Each line in the entries below that holds the string "Crop" is to be listed.
-- EXERCISE INPUTS start --
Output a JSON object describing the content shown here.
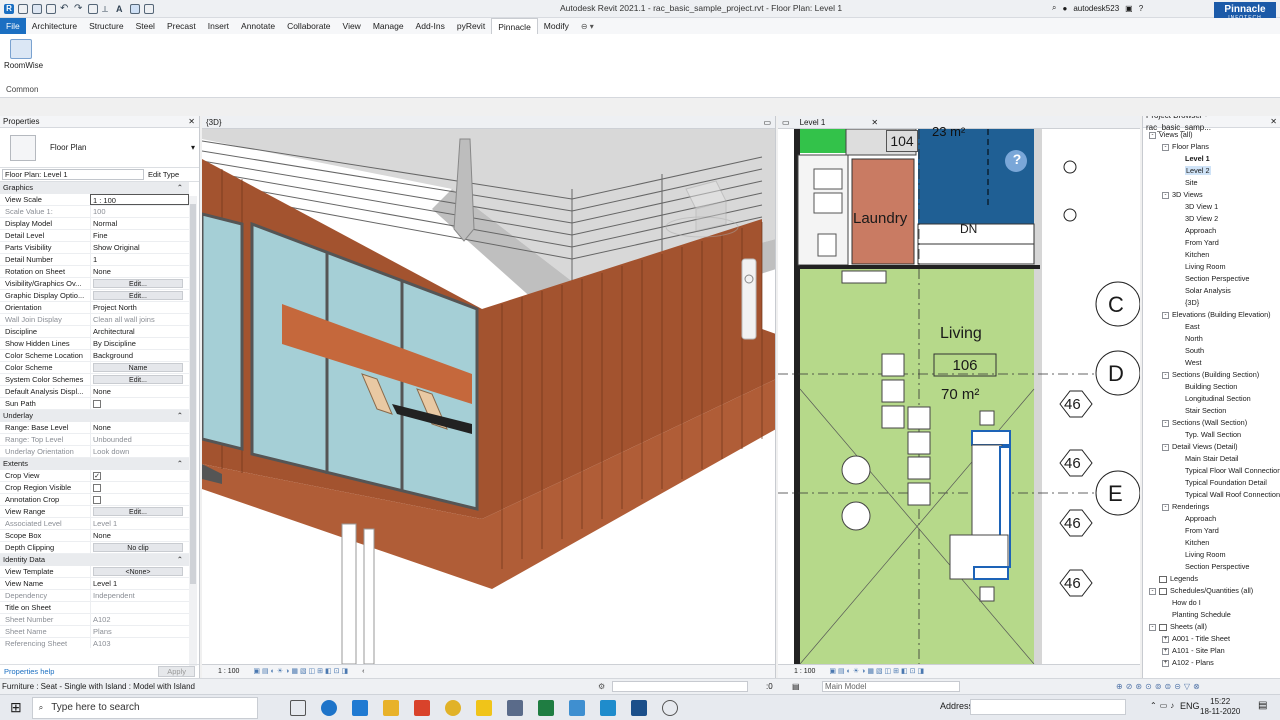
{
  "app": {
    "title": "Autodesk Revit 2021.1 - rac_basic_sample_project.rvt - Floor Plan: Level 1",
    "user": "autodesk523",
    "brand": "Pinnacle",
    "brand_sub": "INFOTECH"
  },
  "tabs": [
    "Architecture",
    "Structure",
    "Steel",
    "Precast",
    "Insert",
    "Annotate",
    "Collaborate",
    "View",
    "Manage",
    "Add-Ins",
    "pyRevit",
    "Pinnacle",
    "Modify"
  ],
  "file_tab": "File",
  "active_tab": "Pinnacle",
  "ribbon": {
    "tool_label": "RoomWise",
    "panel_label": "Common"
  },
  "properties": {
    "header": "Properties",
    "type_name": "Floor Plan",
    "selector": "Floor Plan: Level 1",
    "edit_type": "Edit Type",
    "sections": [
      {
        "name": "Graphics",
        "rows": [
          {
            "n": "View Scale",
            "v": "1 : 100",
            "kind": "input"
          },
          {
            "n": "Scale Value    1:",
            "v": "100",
            "kind": "grey"
          },
          {
            "n": "Display Model",
            "v": "Normal"
          },
          {
            "n": "Detail Level",
            "v": "Fine"
          },
          {
            "n": "Parts Visibility",
            "v": "Show Original"
          },
          {
            "n": "Detail Number",
            "v": "1"
          },
          {
            "n": "Rotation on Sheet",
            "v": "None"
          },
          {
            "n": "Visibility/Graphics Ov...",
            "v": "Edit...",
            "kind": "btn"
          },
          {
            "n": "Graphic Display Optio...",
            "v": "Edit...",
            "kind": "btn"
          },
          {
            "n": "Orientation",
            "v": "Project North"
          },
          {
            "n": "Wall Join Display",
            "v": "Clean all wall joins",
            "kind": "grey"
          },
          {
            "n": "Discipline",
            "v": "Architectural"
          },
          {
            "n": "Show Hidden Lines",
            "v": "By Discipline"
          },
          {
            "n": "Color Scheme Location",
            "v": "Background"
          },
          {
            "n": "Color Scheme",
            "v": "Name",
            "kind": "btn"
          },
          {
            "n": "System Color Schemes",
            "v": "Edit...",
            "kind": "btn"
          },
          {
            "n": "Default Analysis Displ...",
            "v": "None"
          },
          {
            "n": "Sun Path",
            "v": "",
            "kind": "check"
          }
        ]
      },
      {
        "name": "Underlay",
        "rows": [
          {
            "n": "Range: Base Level",
            "v": "None"
          },
          {
            "n": "Range: Top Level",
            "v": "Unbounded",
            "kind": "grey"
          },
          {
            "n": "Underlay Orientation",
            "v": "Look down",
            "kind": "grey"
          }
        ]
      },
      {
        "name": "Extents",
        "rows": [
          {
            "n": "Crop View",
            "v": "",
            "kind": "checked"
          },
          {
            "n": "Crop Region Visible",
            "v": "",
            "kind": "check"
          },
          {
            "n": "Annotation Crop",
            "v": "",
            "kind": "check"
          },
          {
            "n": "View Range",
            "v": "Edit...",
            "kind": "btn"
          },
          {
            "n": "Associated Level",
            "v": "Level 1",
            "kind": "grey"
          },
          {
            "n": "Scope Box",
            "v": "None"
          },
          {
            "n": "Depth Clipping",
            "v": "No clip",
            "kind": "btn"
          }
        ]
      },
      {
        "name": "Identity Data",
        "rows": [
          {
            "n": "View Template",
            "v": "<None>",
            "kind": "btn"
          },
          {
            "n": "View Name",
            "v": "Level 1"
          },
          {
            "n": "Dependency",
            "v": "Independent",
            "kind": "grey"
          },
          {
            "n": "Title on Sheet",
            "v": ""
          },
          {
            "n": "Sheet Number",
            "v": "A102",
            "kind": "grey"
          },
          {
            "n": "Sheet Name",
            "v": "Plans",
            "kind": "grey"
          },
          {
            "n": "Referencing Sheet",
            "v": "A103",
            "kind": "grey"
          }
        ]
      }
    ],
    "help_link": "Properties help",
    "apply": "Apply"
  },
  "view3d": {
    "tab": "{3D}",
    "scale": "1 : 100"
  },
  "viewplan": {
    "tab": "Level 1",
    "scale": "1 : 100",
    "laundry": "Laundry",
    "dn": "DN",
    "top_tag": "104",
    "area_top": "23 m²",
    "room_name": "Living",
    "room_number": "106",
    "room_area": "70 m²",
    "grid_c": "C",
    "grid_d": "D",
    "grid_e": "E",
    "tag_46": "46",
    "help": "?"
  },
  "browser": {
    "header": "Project Browser - rac_basic_samp...",
    "tree": [
      {
        "t": "Views (all)",
        "l": 0,
        "tog": "-"
      },
      {
        "t": "Floor Plans",
        "l": 1,
        "tog": "-"
      },
      {
        "t": "Level 1",
        "l": 2,
        "b": true
      },
      {
        "t": "Level 2",
        "l": 2,
        "sel": true
      },
      {
        "t": "Site",
        "l": 2
      },
      {
        "t": "3D Views",
        "l": 1,
        "tog": "-"
      },
      {
        "t": "3D View 1",
        "l": 2
      },
      {
        "t": "3D View 2",
        "l": 2
      },
      {
        "t": "Approach",
        "l": 2
      },
      {
        "t": "From Yard",
        "l": 2
      },
      {
        "t": "Kitchen",
        "l": 2
      },
      {
        "t": "Living Room",
        "l": 2
      },
      {
        "t": "Section Perspective",
        "l": 2
      },
      {
        "t": "Solar Analysis",
        "l": 2
      },
      {
        "t": "{3D}",
        "l": 2
      },
      {
        "t": "Elevations (Building Elevation)",
        "l": 1,
        "tog": "-"
      },
      {
        "t": "East",
        "l": 2
      },
      {
        "t": "North",
        "l": 2
      },
      {
        "t": "South",
        "l": 2
      },
      {
        "t": "West",
        "l": 2
      },
      {
        "t": "Sections (Building Section)",
        "l": 1,
        "tog": "-"
      },
      {
        "t": "Building Section",
        "l": 2
      },
      {
        "t": "Longitudinal Section",
        "l": 2
      },
      {
        "t": "Stair Section",
        "l": 2
      },
      {
        "t": "Sections (Wall Section)",
        "l": 1,
        "tog": "-"
      },
      {
        "t": "Typ. Wall Section",
        "l": 2
      },
      {
        "t": "Detail Views (Detail)",
        "l": 1,
        "tog": "-"
      },
      {
        "t": "Main Stair Detail",
        "l": 2
      },
      {
        "t": "Typical Floor Wall Connection",
        "l": 2
      },
      {
        "t": "Typical Foundation Detail",
        "l": 2
      },
      {
        "t": "Typical Wall Roof Connection",
        "l": 2
      },
      {
        "t": "Renderings",
        "l": 1,
        "tog": "-"
      },
      {
        "t": "Approach",
        "l": 2
      },
      {
        "t": "From Yard",
        "l": 2
      },
      {
        "t": "Kitchen",
        "l": 2
      },
      {
        "t": "Living Room",
        "l": 2
      },
      {
        "t": "Section Perspective",
        "l": 2
      },
      {
        "t": "Legends",
        "l": 0,
        "icon": true
      },
      {
        "t": "Schedules/Quantities (all)",
        "l": 0,
        "tog": "-",
        "icon": true
      },
      {
        "t": "How do I",
        "l": 1
      },
      {
        "t": "Planting Schedule",
        "l": 1
      },
      {
        "t": "Sheets (all)",
        "l": 0,
        "tog": "-",
        "icon": true
      },
      {
        "t": "A001 - Title Sheet",
        "l": 1,
        "tog": "+"
      },
      {
        "t": "A101 - Site Plan",
        "l": 1,
        "tog": "+"
      },
      {
        "t": "A102 - Plans",
        "l": 1,
        "tog": "+"
      }
    ]
  },
  "status": {
    "left": "Furniture : Seat - Single with Island : Model with Island",
    "zero": ":0",
    "model": "Main Model"
  },
  "taskbar": {
    "search": "Type here to search",
    "address": "Address",
    "lang": "ENG",
    "time": "15:22",
    "date": "18-11-2020"
  },
  "colors": {
    "wood": "#a3532f",
    "green": "#b6d98a",
    "blue": "#1f5f94",
    "brand": "#1b5aa8"
  }
}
-- EXERCISE INPUTS end --
_TASK ANSWER_:
            "n": "Crop View",
            "n": "Crop Region Visible",
            "n": "Annotation Crop",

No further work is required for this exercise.